● OBJECTIVE
All records should be reproduced verbatim.

● ENTRIES PROVIDED

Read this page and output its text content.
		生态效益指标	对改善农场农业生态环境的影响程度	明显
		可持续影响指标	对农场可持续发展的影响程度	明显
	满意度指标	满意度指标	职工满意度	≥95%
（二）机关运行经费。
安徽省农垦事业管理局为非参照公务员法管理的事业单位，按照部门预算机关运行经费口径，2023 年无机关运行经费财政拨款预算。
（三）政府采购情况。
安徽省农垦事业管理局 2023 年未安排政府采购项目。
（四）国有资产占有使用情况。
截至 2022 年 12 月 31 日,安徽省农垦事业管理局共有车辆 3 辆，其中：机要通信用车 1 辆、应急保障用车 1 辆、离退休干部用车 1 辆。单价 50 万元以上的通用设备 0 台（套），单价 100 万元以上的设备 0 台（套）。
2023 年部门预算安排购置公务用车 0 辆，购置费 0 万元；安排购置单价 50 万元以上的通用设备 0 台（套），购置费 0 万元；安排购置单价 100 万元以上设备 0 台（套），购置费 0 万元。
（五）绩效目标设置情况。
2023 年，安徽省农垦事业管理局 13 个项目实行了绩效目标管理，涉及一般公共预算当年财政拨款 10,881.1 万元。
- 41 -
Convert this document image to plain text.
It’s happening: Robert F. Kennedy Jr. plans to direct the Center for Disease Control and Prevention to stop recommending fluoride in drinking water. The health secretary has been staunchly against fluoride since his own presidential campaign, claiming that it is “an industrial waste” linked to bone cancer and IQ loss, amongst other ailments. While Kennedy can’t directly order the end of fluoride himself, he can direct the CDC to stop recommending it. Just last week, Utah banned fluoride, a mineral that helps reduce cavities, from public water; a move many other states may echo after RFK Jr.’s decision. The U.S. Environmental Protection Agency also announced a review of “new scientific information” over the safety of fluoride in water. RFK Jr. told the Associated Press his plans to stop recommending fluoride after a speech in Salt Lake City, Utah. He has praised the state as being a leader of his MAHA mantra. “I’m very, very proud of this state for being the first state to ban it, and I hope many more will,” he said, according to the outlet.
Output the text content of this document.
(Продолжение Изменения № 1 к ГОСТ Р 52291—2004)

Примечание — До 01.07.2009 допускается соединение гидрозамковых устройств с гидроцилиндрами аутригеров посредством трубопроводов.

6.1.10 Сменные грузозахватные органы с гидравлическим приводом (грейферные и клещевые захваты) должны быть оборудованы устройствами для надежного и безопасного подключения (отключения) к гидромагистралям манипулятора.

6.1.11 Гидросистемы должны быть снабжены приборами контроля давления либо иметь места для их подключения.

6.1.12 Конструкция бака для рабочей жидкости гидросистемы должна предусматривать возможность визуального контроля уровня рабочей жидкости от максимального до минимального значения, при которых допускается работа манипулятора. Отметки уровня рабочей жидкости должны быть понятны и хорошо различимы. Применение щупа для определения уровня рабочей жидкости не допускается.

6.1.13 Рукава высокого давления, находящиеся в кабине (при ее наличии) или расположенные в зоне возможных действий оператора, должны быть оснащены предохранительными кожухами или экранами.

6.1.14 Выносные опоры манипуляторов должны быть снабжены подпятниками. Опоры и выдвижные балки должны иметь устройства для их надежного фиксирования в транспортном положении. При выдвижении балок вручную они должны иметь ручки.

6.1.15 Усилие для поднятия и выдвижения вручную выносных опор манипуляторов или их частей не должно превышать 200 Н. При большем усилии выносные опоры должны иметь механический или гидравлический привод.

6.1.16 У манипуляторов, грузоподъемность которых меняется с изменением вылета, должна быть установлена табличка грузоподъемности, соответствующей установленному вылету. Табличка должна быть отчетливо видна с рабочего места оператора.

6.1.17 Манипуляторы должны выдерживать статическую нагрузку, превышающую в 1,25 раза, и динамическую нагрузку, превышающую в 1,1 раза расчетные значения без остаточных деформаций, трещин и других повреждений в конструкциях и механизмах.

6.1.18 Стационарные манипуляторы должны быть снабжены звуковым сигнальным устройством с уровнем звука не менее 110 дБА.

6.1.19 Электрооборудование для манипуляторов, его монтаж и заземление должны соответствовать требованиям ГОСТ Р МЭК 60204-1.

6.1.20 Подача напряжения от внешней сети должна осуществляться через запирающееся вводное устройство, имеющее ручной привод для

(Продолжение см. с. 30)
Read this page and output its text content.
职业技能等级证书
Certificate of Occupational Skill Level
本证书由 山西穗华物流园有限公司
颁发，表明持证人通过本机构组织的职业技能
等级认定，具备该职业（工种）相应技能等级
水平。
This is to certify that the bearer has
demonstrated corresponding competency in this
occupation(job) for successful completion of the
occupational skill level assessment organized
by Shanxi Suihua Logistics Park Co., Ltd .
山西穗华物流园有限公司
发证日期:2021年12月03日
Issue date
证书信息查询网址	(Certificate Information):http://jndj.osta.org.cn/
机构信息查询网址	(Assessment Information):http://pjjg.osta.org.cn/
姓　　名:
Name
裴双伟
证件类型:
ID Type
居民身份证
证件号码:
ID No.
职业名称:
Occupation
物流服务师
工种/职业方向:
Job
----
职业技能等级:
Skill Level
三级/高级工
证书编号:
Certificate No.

● TASK ANSWER
Read this page and output its text content.
		生态效益指标	对改善农场农业生态环境的影响程度	明显
		可持续影响指标	对农场可持续发展的影响程度	明显
	满意度指标	满意度指标	职工满意度	≥95%
（二）机关运行经费。
安徽省农垦事业管理局为非参照公务员法管理的事业单位，按照部门预算机关运行经费口径，2023 年无机关运行经费财政拨款预算。
（三）政府采购情况。
安徽省农垦事业管理局 2023 年未安排政府采购项目。
（四）国有资产占有使用情况。
截至 2022 年 12 月 31 日,安徽省农垦事业管理局共有车辆 3 辆，其中：机要通信用车 1 辆、应急保障用车 1 辆、离退休干部用车 1 辆。单价 50 万元以上的通用设备 0 台（套），单价 100 万元以上的设备 0 台（套）。
2023 年部门预算安排购置公务用车 0 辆，购置费 0 万元；安排购置单价 50 万元以上的通用设备 0 台（套），购置费 0 万元；安排购置单价 100 万元以上设备 0 台（套），购置费 0 万元。
（五）绩效目标设置情况。
2023 年，安徽省农垦事业管理局 13 个项目实行了绩效目标管理，涉及一般公共预算当年财政拨款 10,881.1 万元。
- 41 -
Convert this document image to plain text.
It’s happening: Robert F. Kennedy Jr. plans to direct the Center for Disease Control and Prevention to stop recommending fluoride in drinking water. The health secretary has been staunchly against fluoride since his own presidential campaign, claiming that it is “an industrial waste” linked to bone cancer and IQ loss, amongst other ailments. While Kennedy can’t directly order the end of fluoride himself, he can direct the CDC to stop recommending it. Just last week, Utah banned fluoride, a mineral that helps reduce cavities, from public water; a move many other states may echo after RFK Jr.’s decision. The U.S. Environmental Protection Agency also announced a review of “new scientific information” over the safety of fluoride in water. RFK Jr. told the Associated Press his plans to stop recommending fluoride after a speech in Salt Lake City, Utah. He has praised the state as being a leader of his MAHA mantra. “I’m very, very proud of this state for being the first state to ban it, and I hope many more will,” he said, according to the outlet.
Output the text content of this document.
(Продолжение Изменения № 1 к ГОСТ Р 52291—2004)

Примечание — До 01.07.2009 допускается соединение гидрозамковых устройств с гидроцилиндрами аутригеров посредством трубопроводов.

6.1.10 Сменные грузозахватные органы с гидравлическим приводом (грейферные и клещевые захваты) должны быть оборудованы устройствами для надежного и безопасного подключения (отключения) к гидромагистралям манипулятора.

6.1.11 Гидросистемы должны быть снабжены приборами контроля давления либо иметь места для их подключения.

6.1.12 Конструкция бака для рабочей жидкости гидросистемы должна предусматривать возможность визуального контроля уровня рабочей жидкости от максимального до минимального значения, при которых допускается работа манипулятора. Отметки уровня рабочей жидкости должны быть понятны и хорошо различимы. Применение щупа для определения уровня рабочей жидкости не допускается.

6.1.13 Рукава высокого давления, находящиеся в кабине (при ее наличии) или расположенные в зоне возможных действий оператора, должны быть оснащены предохранительными кожухами или экранами.

6.1.14 Выносные опоры манипуляторов должны быть снабжены подпятниками. Опоры и выдвижные балки должны иметь устройства для их надежного фиксирования в транспортном положении. При выдвижении балок вручную они должны иметь ручки.

6.1.15 Усилие для поднятия и выдвижения вручную выносных опор манипуляторов или их частей не должно превышать 200 Н. При большем усилии выносные опоры должны иметь механический или гидравлический привод.

6.1.16 У манипуляторов, грузоподъемность которых меняется с изменением вылета, должна быть установлена табличка грузоподъемности, соответствующей установленному вылету. Табличка должна быть отчетливо видна с рабочего места оператора.

6.1.17 Манипуляторы должны выдерживать статическую нагрузку, превышающую в 1,25 раза, и динамическую нагрузку, превышающую в 1,1 раза расчетные значения без остаточных деформаций, трещин и других повреждений в конструкциях и механизмах.

6.1.18 Стационарные манипуляторы должны быть снабжены звуковым сигнальным устройством с уровнем звука не менее 110 дБА.

6.1.19 Электрооборудование для манипуляторов, его монтаж и заземление должны соответствовать требованиям ГОСТ Р МЭК 60204-1.

6.1.20 Подача напряжения от внешней сети должна осуществляться через запирающееся вводное устройство, имеющее ручной привод для

(Продолжение см. с. 30)
Read this page and output its text content.
职业技能等级证书
Certificate of Occupational Skill Level
本证书由 山西穗华物流园有限公司
颁发，表明持证人通过本机构组织的职业技能
等级认定，具备该职业（工种）相应技能等级
水平。
This is to certify that the bearer has
demonstrated corresponding competency in this
occupation(job) for successful completion of the
occupational skill level assessment organized
by Shanxi Suihua Logistics Park Co., Ltd .
山西穗华物流园有限公司
发证日期:2021年12月03日
Issue date
证书信息查询网址	(Certificate Information):http://jndj.osta.org.cn/
机构信息查询网址	(Assessment Information):http://pjjg.osta.org.cn/
姓　　名:
Name
裴双伟
证件类型:
ID Type
居民身份证
证件号码:
ID No.
职业名称:
Occupation
物流服务师
工种/职业方向:
Job
----
职业技能等级:
Skill Level
三级/高级工
证书编号:
Certificate No.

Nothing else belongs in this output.